### Provided records ###

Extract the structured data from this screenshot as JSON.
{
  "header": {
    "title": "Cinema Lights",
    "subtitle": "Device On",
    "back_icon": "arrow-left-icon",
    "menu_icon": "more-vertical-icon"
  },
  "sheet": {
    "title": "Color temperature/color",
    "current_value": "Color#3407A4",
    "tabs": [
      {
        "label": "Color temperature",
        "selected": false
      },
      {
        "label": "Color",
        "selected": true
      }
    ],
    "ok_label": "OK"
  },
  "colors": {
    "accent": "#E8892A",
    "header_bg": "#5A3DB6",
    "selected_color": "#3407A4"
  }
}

###

Produce an exact copy of every entry above.

→ **Reply**:
Extract the structured data from this screenshot as JSON.
{
  "header": {
    "title": "Cinema Lights",
    "subtitle": "Device On",
    "back_icon": "arrow-left-icon",
    "menu_icon": "more-vertical-icon"
  },
  "sheet": {
    "title": "Color temperature/color",
    "current_value": "Color#3407A4",
    "tabs": [
      {
        "label": "Color temperature",
        "selected": false
      },
      {
        "label": "Color",
        "selected": true
      }
    ],
    "ok_label": "OK"
  },
  "colors": {
    "accent": "#E8892A",
    "header_bg": "#5A3DB6",
    "selected_color": "#3407A4"
  }
}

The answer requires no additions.